### Data shown
.....

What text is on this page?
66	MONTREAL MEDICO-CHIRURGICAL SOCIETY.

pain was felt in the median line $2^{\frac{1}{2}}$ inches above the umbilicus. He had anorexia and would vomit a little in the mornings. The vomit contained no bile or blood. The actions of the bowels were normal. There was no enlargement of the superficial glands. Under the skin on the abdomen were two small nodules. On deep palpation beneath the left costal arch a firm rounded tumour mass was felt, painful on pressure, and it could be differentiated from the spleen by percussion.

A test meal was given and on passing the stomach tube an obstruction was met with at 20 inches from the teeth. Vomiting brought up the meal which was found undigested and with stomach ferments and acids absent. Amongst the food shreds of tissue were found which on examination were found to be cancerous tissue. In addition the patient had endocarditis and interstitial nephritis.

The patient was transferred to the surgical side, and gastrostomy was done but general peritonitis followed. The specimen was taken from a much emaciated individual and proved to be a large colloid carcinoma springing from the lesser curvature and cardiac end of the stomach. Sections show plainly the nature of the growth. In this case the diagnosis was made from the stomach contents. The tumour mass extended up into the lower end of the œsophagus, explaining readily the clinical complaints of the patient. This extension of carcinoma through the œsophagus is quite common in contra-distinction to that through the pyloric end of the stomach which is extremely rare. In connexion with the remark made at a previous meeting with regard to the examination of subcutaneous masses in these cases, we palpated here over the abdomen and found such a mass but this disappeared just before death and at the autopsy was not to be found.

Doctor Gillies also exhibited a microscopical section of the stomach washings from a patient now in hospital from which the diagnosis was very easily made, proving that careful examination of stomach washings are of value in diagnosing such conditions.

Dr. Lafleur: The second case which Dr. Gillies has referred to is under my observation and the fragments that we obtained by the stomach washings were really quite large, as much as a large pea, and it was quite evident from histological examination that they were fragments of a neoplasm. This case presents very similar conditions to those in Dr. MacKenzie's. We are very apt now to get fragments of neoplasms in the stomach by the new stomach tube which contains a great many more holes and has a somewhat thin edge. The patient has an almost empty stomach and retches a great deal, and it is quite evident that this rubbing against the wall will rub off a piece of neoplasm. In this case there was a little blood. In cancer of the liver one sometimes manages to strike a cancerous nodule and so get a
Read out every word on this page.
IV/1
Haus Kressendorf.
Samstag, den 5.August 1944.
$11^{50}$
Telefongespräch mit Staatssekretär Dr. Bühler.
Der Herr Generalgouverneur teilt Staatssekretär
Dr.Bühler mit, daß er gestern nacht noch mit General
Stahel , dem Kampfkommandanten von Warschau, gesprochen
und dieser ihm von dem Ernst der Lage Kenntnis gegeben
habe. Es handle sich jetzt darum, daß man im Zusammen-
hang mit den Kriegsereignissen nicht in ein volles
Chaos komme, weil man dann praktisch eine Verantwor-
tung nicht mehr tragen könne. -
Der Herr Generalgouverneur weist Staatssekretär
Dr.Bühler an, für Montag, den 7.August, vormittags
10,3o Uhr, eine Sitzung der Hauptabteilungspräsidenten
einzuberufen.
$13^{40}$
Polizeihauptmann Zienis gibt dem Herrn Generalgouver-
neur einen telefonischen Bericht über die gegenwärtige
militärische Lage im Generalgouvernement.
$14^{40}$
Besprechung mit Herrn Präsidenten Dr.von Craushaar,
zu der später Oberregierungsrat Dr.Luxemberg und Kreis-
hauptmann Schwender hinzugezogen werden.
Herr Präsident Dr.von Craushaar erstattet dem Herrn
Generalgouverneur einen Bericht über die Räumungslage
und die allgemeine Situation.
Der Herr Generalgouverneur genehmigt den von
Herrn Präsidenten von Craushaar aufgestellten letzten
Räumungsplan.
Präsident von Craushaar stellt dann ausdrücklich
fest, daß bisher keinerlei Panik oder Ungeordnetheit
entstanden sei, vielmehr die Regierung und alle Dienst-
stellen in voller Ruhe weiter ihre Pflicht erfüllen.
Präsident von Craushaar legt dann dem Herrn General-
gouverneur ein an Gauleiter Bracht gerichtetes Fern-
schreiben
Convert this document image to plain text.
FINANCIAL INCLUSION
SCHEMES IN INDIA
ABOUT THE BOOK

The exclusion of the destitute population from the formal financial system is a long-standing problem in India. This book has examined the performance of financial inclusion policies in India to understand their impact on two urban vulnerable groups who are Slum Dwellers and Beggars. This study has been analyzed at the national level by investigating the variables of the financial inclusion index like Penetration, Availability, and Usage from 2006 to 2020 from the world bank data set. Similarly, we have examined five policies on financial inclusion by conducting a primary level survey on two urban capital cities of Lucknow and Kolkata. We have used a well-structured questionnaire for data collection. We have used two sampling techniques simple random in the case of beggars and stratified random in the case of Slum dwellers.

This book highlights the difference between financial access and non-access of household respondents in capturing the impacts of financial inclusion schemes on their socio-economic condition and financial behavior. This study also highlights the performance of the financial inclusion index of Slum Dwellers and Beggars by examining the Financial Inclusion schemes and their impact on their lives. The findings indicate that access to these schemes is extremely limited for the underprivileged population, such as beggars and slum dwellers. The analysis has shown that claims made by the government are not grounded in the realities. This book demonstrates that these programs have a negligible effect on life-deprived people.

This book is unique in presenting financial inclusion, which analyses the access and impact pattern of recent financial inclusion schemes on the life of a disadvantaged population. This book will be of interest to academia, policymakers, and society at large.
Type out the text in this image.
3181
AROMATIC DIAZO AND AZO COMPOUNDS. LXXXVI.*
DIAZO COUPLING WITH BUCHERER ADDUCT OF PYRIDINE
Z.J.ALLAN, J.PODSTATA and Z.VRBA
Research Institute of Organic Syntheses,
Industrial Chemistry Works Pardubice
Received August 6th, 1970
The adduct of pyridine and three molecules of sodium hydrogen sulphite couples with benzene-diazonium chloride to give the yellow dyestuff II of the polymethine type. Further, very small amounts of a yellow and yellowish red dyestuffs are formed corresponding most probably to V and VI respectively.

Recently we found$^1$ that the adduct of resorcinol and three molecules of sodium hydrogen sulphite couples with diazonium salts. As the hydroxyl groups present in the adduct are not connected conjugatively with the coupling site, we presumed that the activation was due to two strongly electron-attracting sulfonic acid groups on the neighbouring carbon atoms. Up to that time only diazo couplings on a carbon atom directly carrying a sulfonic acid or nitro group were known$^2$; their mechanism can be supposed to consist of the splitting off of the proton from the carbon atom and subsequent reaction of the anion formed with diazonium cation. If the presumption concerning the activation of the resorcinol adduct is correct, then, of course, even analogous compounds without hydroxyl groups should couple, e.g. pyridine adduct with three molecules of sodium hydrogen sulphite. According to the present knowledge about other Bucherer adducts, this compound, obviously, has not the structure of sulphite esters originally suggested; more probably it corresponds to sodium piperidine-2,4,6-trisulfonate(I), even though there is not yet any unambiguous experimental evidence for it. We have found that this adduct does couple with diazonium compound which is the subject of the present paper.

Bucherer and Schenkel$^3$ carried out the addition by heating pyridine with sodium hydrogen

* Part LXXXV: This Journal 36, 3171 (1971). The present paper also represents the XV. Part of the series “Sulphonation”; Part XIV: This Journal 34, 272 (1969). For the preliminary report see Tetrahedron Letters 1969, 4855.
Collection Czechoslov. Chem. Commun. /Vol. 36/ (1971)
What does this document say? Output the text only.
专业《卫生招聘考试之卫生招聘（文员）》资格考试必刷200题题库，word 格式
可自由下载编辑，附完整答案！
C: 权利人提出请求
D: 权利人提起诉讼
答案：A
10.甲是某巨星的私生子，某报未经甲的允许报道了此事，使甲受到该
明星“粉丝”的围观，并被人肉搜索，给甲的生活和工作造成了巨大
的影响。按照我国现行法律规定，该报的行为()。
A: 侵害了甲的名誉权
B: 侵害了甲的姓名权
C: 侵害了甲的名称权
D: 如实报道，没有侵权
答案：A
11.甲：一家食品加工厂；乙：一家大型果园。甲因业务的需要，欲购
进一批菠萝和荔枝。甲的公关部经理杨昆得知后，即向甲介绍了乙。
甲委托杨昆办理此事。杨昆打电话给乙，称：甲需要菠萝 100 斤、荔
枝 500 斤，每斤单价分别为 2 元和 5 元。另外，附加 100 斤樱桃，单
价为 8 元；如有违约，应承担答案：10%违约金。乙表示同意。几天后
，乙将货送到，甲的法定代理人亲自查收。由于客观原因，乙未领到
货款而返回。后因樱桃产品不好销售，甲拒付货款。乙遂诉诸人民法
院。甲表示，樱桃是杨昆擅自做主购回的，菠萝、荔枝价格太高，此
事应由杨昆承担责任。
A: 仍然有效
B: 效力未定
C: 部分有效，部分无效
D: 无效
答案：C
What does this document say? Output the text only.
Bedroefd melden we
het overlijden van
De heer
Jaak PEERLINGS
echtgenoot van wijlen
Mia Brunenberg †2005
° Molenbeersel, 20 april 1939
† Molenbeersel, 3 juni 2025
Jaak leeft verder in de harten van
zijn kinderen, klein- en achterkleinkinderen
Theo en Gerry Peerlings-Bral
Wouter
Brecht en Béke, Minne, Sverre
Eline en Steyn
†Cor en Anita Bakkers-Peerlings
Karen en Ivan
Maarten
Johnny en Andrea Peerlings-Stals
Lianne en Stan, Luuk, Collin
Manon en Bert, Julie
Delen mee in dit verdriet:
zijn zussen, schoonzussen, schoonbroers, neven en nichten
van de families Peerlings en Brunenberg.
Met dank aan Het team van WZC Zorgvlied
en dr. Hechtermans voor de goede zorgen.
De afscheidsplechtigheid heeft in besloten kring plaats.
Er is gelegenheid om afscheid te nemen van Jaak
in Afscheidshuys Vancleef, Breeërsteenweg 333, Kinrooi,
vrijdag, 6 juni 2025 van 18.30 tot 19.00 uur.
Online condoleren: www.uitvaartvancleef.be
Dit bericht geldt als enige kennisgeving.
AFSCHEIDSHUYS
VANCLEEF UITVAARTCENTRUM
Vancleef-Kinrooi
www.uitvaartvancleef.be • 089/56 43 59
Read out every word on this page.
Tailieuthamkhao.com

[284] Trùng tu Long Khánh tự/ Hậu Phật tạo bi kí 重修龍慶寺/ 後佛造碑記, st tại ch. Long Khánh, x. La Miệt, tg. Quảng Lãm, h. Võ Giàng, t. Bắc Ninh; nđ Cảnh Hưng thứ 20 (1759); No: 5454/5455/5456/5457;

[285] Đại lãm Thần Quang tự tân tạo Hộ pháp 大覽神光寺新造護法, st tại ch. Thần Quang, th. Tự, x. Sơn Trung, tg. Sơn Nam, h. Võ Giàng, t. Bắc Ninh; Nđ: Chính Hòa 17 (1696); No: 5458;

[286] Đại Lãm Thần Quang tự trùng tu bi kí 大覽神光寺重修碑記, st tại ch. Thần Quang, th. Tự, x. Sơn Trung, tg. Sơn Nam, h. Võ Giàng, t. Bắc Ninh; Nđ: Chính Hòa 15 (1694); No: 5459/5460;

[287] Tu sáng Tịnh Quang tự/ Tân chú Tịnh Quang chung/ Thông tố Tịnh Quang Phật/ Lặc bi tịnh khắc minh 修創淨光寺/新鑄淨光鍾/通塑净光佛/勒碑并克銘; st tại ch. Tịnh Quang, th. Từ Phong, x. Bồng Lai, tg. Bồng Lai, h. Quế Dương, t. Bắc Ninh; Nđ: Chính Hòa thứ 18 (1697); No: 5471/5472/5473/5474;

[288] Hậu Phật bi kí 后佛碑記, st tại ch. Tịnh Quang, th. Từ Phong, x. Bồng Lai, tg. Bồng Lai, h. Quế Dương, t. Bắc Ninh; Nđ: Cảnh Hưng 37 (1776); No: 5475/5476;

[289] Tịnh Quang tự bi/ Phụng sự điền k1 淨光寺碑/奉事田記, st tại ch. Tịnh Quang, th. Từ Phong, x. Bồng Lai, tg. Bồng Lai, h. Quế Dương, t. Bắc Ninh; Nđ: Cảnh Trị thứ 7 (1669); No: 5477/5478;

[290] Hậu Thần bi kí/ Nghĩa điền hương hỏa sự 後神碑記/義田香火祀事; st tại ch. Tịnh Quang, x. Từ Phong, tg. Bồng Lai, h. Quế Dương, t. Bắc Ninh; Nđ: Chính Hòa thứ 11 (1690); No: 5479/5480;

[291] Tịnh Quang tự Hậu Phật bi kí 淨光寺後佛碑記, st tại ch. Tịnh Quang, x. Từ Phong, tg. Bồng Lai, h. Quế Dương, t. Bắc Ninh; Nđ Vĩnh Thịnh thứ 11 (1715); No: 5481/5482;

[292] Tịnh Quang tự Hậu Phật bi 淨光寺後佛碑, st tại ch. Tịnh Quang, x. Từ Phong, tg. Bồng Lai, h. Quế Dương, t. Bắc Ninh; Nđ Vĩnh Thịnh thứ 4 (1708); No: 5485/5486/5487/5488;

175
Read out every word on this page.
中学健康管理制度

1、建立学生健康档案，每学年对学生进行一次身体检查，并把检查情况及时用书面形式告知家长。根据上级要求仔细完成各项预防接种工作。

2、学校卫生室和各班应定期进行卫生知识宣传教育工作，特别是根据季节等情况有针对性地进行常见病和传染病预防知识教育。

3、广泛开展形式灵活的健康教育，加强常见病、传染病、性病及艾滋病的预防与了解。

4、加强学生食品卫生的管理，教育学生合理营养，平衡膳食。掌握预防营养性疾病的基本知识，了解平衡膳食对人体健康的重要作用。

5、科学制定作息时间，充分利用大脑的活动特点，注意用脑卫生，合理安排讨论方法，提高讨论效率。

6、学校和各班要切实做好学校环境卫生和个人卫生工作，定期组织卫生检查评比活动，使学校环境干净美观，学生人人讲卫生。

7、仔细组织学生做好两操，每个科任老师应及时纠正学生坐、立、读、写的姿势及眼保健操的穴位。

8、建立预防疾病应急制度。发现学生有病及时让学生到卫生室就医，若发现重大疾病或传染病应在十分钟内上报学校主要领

.....

### Stated task
In the material above, show every line where the word "image" turns up.

### Answer for this exercise
Convert this document image to plain text.
Type out the text in this image.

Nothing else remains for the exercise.